GIVEN INSTRUCTION
Could you repeat the records below exactly, leaving out any pictures?

WORKING DATA
········

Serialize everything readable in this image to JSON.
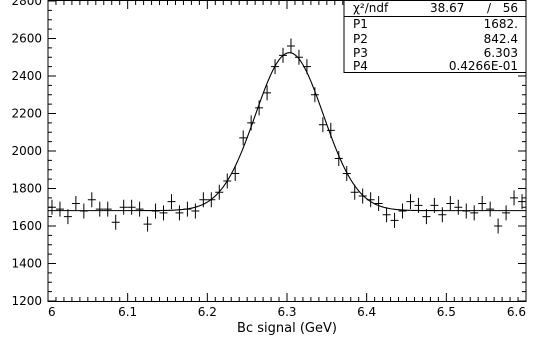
{
  "chart_data": {
    "type": "scatter",
    "title": "",
    "xlabel": "Bc signal (GeV)",
    "ylabel": "",
    "xlim": [
      6.0,
      6.6
    ],
    "ylim": [
      1200,
      2800
    ],
    "xticks": [
      "6",
      "6.1",
      "6.2",
      "6.3",
      "6.4",
      "6.5",
      "6.6"
    ],
    "yticks": [
      "1200",
      "1400",
      "1600",
      "1800",
      "2000",
      "2200",
      "2400",
      "2600",
      "2800"
    ],
    "grid": false,
    "series": [
      {
        "style": "points-with-error-bars",
        "bin_width": 0.01,
        "y_error": 40,
        "x": [
          6.005,
          6.015,
          6.025,
          6.035,
          6.045,
          6.055,
          6.065,
          6.075,
          6.085,
          6.095,
          6.105,
          6.115,
          6.125,
          6.135,
          6.145,
          6.155,
          6.165,
          6.175,
          6.185,
          6.195,
          6.205,
          6.215,
          6.225,
          6.235,
          6.245,
          6.255,
          6.265,
          6.275,
          6.285,
          6.295,
          6.305,
          6.315,
          6.325,
          6.335,
          6.345,
          6.355,
          6.365,
          6.375,
          6.385,
          6.395,
          6.405,
          6.415,
          6.425,
          6.435,
          6.445,
          6.455,
          6.465,
          6.475,
          6.485,
          6.495,
          6.505,
          6.515,
          6.525,
          6.535,
          6.545,
          6.555,
          6.565,
          6.575,
          6.585,
          6.595
        ],
        "y": [
          1700,
          1690,
          1650,
          1720,
          1680,
          1740,
          1690,
          1690,
          1620,
          1700,
          1700,
          1690,
          1610,
          1680,
          1670,
          1730,
          1670,
          1690,
          1680,
          1740,
          1740,
          1780,
          1840,
          1880,
          2070,
          2150,
          2230,
          2310,
          2450,
          2510,
          2560,
          2500,
          2450,
          2300,
          2140,
          2110,
          1960,
          1880,
          1780,
          1760,
          1740,
          1720,
          1660,
          1630,
          1680,
          1730,
          1710,
          1650,
          1710,
          1660,
          1720,
          1700,
          1680,
          1670,
          1720,
          1690,
          1600,
          1670,
          1750,
          1730
        ]
      },
      {
        "style": "fit-curve",
        "x": [
          6.0,
          6.6
        ]
      }
    ],
    "fit_parameters": {
      "background": 1682.0,
      "amplitude": 842.4,
      "mean": 6.303,
      "sigma": 0.04266
    },
    "stats_box": {
      "position": "top-right",
      "header": {
        "label": "χ²/ndf",
        "value": "38.67",
        "separator": "/",
        "ndf": "56"
      },
      "rows": [
        {
          "label": "P1",
          "value": "1682."
        },
        {
          "label": "P2",
          "value": "842.4"
        },
        {
          "label": "P3",
          "value": "6.303"
        },
        {
          "label": "P4",
          "value": "0.4266E-01"
        }
      ]
    }
  }
}
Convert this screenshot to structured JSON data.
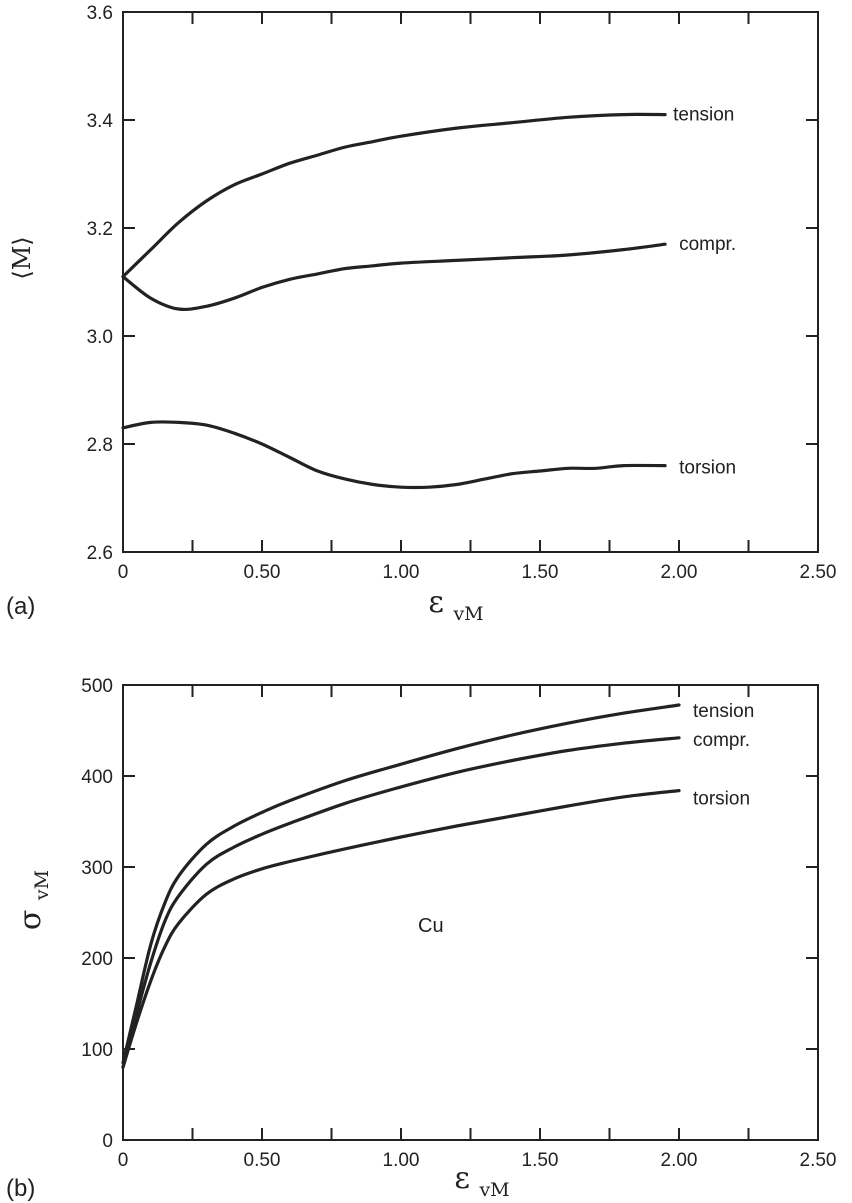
{
  "chart_data": [
    {
      "panel": "(a)",
      "type": "line",
      "ylabel": "⟨M⟩",
      "xlabel": {
        "symbol": "ε",
        "subscript": "vM"
      },
      "xlim": [
        0,
        2.5
      ],
      "ylim": [
        2.6,
        3.6
      ],
      "xticks": [
        0,
        0.5,
        1.0,
        1.5,
        2.0,
        2.5
      ],
      "xtick_labels": [
        "0",
        "0.50",
        "1.00",
        "1.50",
        "2.00",
        "2.50"
      ],
      "yticks": [
        2.6,
        2.8,
        3.0,
        3.2,
        3.4,
        3.6
      ],
      "ytick_labels": [
        "2.6",
        "2.8",
        "3.0",
        "3.2",
        "3.4",
        "3.6"
      ],
      "grid": false,
      "series": [
        {
          "name": "tension",
          "x": [
            0,
            0.1,
            0.2,
            0.3,
            0.4,
            0.5,
            0.6,
            0.7,
            0.8,
            0.9,
            1.0,
            1.2,
            1.4,
            1.6,
            1.8,
            1.95
          ],
          "y": [
            3.11,
            3.16,
            3.21,
            3.25,
            3.28,
            3.3,
            3.32,
            3.335,
            3.35,
            3.36,
            3.37,
            3.385,
            3.395,
            3.405,
            3.41,
            3.41
          ]
        },
        {
          "name": "compr.",
          "x": [
            0,
            0.1,
            0.2,
            0.3,
            0.4,
            0.5,
            0.6,
            0.7,
            0.8,
            0.9,
            1.0,
            1.2,
            1.4,
            1.6,
            1.8,
            1.95
          ],
          "y": [
            3.11,
            3.07,
            3.05,
            3.055,
            3.07,
            3.09,
            3.105,
            3.115,
            3.125,
            3.13,
            3.135,
            3.14,
            3.145,
            3.15,
            3.16,
            3.17
          ]
        },
        {
          "name": "torsion",
          "x": [
            0,
            0.1,
            0.2,
            0.3,
            0.4,
            0.5,
            0.6,
            0.7,
            0.8,
            0.9,
            1.0,
            1.1,
            1.2,
            1.3,
            1.4,
            1.5,
            1.6,
            1.7,
            1.8,
            1.95
          ],
          "y": [
            2.83,
            2.84,
            2.84,
            2.835,
            2.82,
            2.8,
            2.775,
            2.75,
            2.735,
            2.725,
            2.72,
            2.72,
            2.725,
            2.735,
            2.745,
            2.75,
            2.755,
            2.755,
            2.76,
            2.76
          ]
        }
      ]
    },
    {
      "panel": "(b)",
      "type": "line",
      "ylabel": {
        "symbol": "σ",
        "subscript": "vM"
      },
      "xlabel": {
        "symbol": "ε",
        "subscript": "vM"
      },
      "xlim": [
        0,
        2.5
      ],
      "ylim": [
        0,
        500
      ],
      "xticks": [
        0,
        0.5,
        1.0,
        1.5,
        2.0,
        2.5
      ],
      "xtick_labels": [
        "0",
        "0.50",
        "1.00",
        "1.50",
        "2.00",
        "2.50"
      ],
      "yticks": [
        0,
        100,
        200,
        300,
        400,
        500
      ],
      "ytick_labels": [
        "0",
        "100",
        "200",
        "300",
        "400",
        "500"
      ],
      "grid": false,
      "annotation": "Cu",
      "series": [
        {
          "name": "tension",
          "x": [
            0,
            0.05,
            0.1,
            0.15,
            0.2,
            0.3,
            0.4,
            0.5,
            0.6,
            0.8,
            1.0,
            1.2,
            1.4,
            1.6,
            1.8,
            2.0
          ],
          "y": [
            85,
            150,
            215,
            260,
            290,
            325,
            345,
            360,
            373,
            395,
            413,
            430,
            445,
            458,
            469,
            478
          ]
        },
        {
          "name": "compr.",
          "x": [
            0,
            0.05,
            0.1,
            0.15,
            0.2,
            0.3,
            0.4,
            0.5,
            0.6,
            0.8,
            1.0,
            1.2,
            1.4,
            1.6,
            1.8,
            2.0
          ],
          "y": [
            80,
            140,
            195,
            240,
            268,
            303,
            322,
            336,
            348,
            370,
            388,
            404,
            417,
            428,
            436,
            442
          ]
        },
        {
          "name": "torsion",
          "x": [
            0,
            0.05,
            0.1,
            0.15,
            0.2,
            0.3,
            0.4,
            0.5,
            0.6,
            0.8,
            1.0,
            1.2,
            1.4,
            1.6,
            1.8,
            2.0
          ],
          "y": [
            80,
            130,
            175,
            212,
            238,
            270,
            287,
            298,
            306,
            320,
            333,
            345,
            356,
            367,
            377,
            384
          ]
        }
      ]
    }
  ]
}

········

REPLY
Serialize everything readable in this image to JSON.
{
  "chart_data": {
    "type": "scatter",
    "title": "",
    "xlabel": "Bc signal (GeV)",
    "ylabel": "",
    "xlim": [
      6.0,
      6.6
    ],
    "ylim": [
      1200,
      2800
    ],
    "xticks": [
      "6",
      "6.1",
      "6.2",
      "6.3",
      "6.4",
      "6.5",
      "6.6"
    ],
    "yticks": [
      "1200",
      "1400",
      "1600",
      "1800",
      "2000",
      "2200",
      "2400",
      "2600",
      "2800"
    ],
    "grid": false,
    "series": [
      {
        "style": "points-with-error-bars",
        "bin_width": 0.01,
        "y_error": 40,
        "x": [
          6.005,
          6.015,
          6.025,
          6.035,
          6.045,
          6.055,
          6.065,
          6.075,
          6.085,
          6.095,
          6.105,
          6.115,
          6.125,
          6.135,
          6.145,
          6.155,
          6.165,
          6.175,
          6.185,
          6.195,
          6.205,
          6.215,
          6.225,
          6.235,
          6.245,
          6.255,
          6.265,
          6.275,
          6.285,
          6.295,
          6.305,
          6.315,
          6.325,
          6.335,
          6.345,
          6.355,
          6.365,
          6.375,
          6.385,
          6.395,
          6.405,
          6.415,
          6.425,
          6.435,
          6.445,
          6.455,
          6.465,
          6.475,
          6.485,
          6.495,
          6.505,
          6.515,
          6.525,
          6.535,
          6.545,
          6.555,
          6.565,
          6.575,
          6.585,
          6.595
        ],
        "y": [
          1700,
          1690,
          1650,
          1720,
          1680,
          1740,
          1690,
          1690,
          1620,
          1700,
          1700,
          1690,
          1610,
          1680,
          1670,
          1730,
          1670,
          1690,
          1680,
          1740,
          1740,
          1780,
          1840,
          1880,
          2070,
          2150,
          2230,
          2310,
          2450,
          2510,
          2560,
          2500,
          2450,
          2300,
          2140,
          2110,
          1960,
          1880,
          1780,
          1760,
          1740,
          1720,
          1660,
          1630,
          1680,
          1730,
          1710,
          1650,
          1710,
          1660,
          1720,
          1700,
          1680,
          1670,
          1720,
          1690,
          1600,
          1670,
          1750,
          1730
        ]
      },
      {
        "style": "fit-curve",
        "x": [
          6.0,
          6.6
        ]
      }
    ],
    "fit_parameters": {
      "background": 1682.0,
      "amplitude": 842.4,
      "mean": 6.303,
      "sigma": 0.04266
    },
    "stats_box": {
      "position": "top-right",
      "header": {
        "label": "χ²/ndf",
        "value": "38.67",
        "separator": "/",
        "ndf": "56"
      },
      "rows": [
        {
          "label": "P1",
          "value": "1682."
        },
        {
          "label": "P2",
          "value": "842.4"
        },
        {
          "label": "P3",
          "value": "6.303"
        },
        {
          "label": "P4",
          "value": "0.4266E-01"
        }
      ]
    }
  }
}
Convert this screenshot to structured JSON data.
{
  "chart_data": [
    {
      "panel": "(a)",
      "type": "line",
      "ylabel": "⟨M⟩",
      "xlabel": {
        "symbol": "ε",
        "subscript": "vM"
      },
      "xlim": [
        0,
        2.5
      ],
      "ylim": [
        2.6,
        3.6
      ],
      "xticks": [
        0,
        0.5,
        1.0,
        1.5,
        2.0,
        2.5
      ],
      "xtick_labels": [
        "0",
        "0.50",
        "1.00",
        "1.50",
        "2.00",
        "2.50"
      ],
      "yticks": [
        2.6,
        2.8,
        3.0,
        3.2,
        3.4,
        3.6
      ],
      "ytick_labels": [
        "2.6",
        "2.8",
        "3.0",
        "3.2",
        "3.4",
        "3.6"
      ],
      "grid": false,
      "series": [
        {
          "name": "tension",
          "x": [
            0,
            0.1,
            0.2,
            0.3,
            0.4,
            0.5,
            0.6,
            0.7,
            0.8,
            0.9,
            1.0,
            1.2,
            1.4,
            1.6,
            1.8,
            1.95
          ],
          "y": [
            3.11,
            3.16,
            3.21,
            3.25,
            3.28,
            3.3,
            3.32,
            3.335,
            3.35,
            3.36,
            3.37,
            3.385,
            3.395,
            3.405,
            3.41,
            3.41
          ]
        },
        {
          "name": "compr.",
          "x": [
            0,
            0.1,
            0.2,
            0.3,
            0.4,
            0.5,
            0.6,
            0.7,
            0.8,
            0.9,
            1.0,
            1.2,
            1.4,
            1.6,
            1.8,
            1.95
          ],
          "y": [
            3.11,
            3.07,
            3.05,
            3.055,
            3.07,
            3.09,
            3.105,
            3.115,
            3.125,
            3.13,
            3.135,
            3.14,
            3.145,
            3.15,
            3.16,
            3.17
          ]
        },
        {
          "name": "torsion",
          "x": [
            0,
            0.1,
            0.2,
            0.3,
            0.4,
            0.5,
            0.6,
            0.7,
            0.8,
            0.9,
            1.0,
            1.1,
            1.2,
            1.3,
            1.4,
            1.5,
            1.6,
            1.7,
            1.8,
            1.95
          ],
          "y": [
            2.83,
            2.84,
            2.84,
            2.835,
            2.82,
            2.8,
            2.775,
            2.75,
            2.735,
            2.725,
            2.72,
            2.72,
            2.725,
            2.735,
            2.745,
            2.75,
            2.755,
            2.755,
            2.76,
            2.76
          ]
        }
      ]
    },
    {
      "panel": "(b)",
      "type": "line",
      "ylabel": {
        "symbol": "σ",
        "subscript": "vM"
      },
      "xlabel": {
        "symbol": "ε",
        "subscript": "vM"
      },
      "xlim": [
        0,
        2.5
      ],
      "ylim": [
        0,
        500
      ],
      "xticks": [
        0,
        0.5,
        1.0,
        1.5,
        2.0,
        2.5
      ],
      "xtick_labels": [
        "0",
        "0.50",
        "1.00",
        "1.50",
        "2.00",
        "2.50"
      ],
      "yticks": [
        0,
        100,
        200,
        300,
        400,
        500
      ],
      "ytick_labels": [
        "0",
        "100",
        "200",
        "300",
        "400",
        "500"
      ],
      "grid": false,
      "annotation": "Cu",
      "series": [
        {
          "name": "tension",
          "x": [
            0,
            0.05,
            0.1,
            0.15,
            0.2,
            0.3,
            0.4,
            0.5,
            0.6,
            0.8,
            1.0,
            1.2,
            1.4,
            1.6,
            1.8,
            2.0
          ],
          "y": [
            85,
            150,
            215,
            260,
            290,
            325,
            345,
            360,
            373,
            395,
            413,
            430,
            445,
            458,
            469,
            478
          ]
        },
        {
          "name": "compr.",
          "x": [
            0,
            0.05,
            0.1,
            0.15,
            0.2,
            0.3,
            0.4,
            0.5,
            0.6,
            0.8,
            1.0,
            1.2,
            1.4,
            1.6,
            1.8,
            2.0
          ],
          "y": [
            80,
            140,
            195,
            240,
            268,
            303,
            322,
            336,
            348,
            370,
            388,
            404,
            417,
            428,
            436,
            442
          ]
        },
        {
          "name": "torsion",
          "x": [
            0,
            0.05,
            0.1,
            0.15,
            0.2,
            0.3,
            0.4,
            0.5,
            0.6,
            0.8,
            1.0,
            1.2,
            1.4,
            1.6,
            1.8,
            2.0
          ],
          "y": [
            80,
            130,
            175,
            212,
            238,
            270,
            287,
            298,
            306,
            320,
            333,
            345,
            356,
            367,
            377,
            384
          ]
        }
      ]
    }
  ]
}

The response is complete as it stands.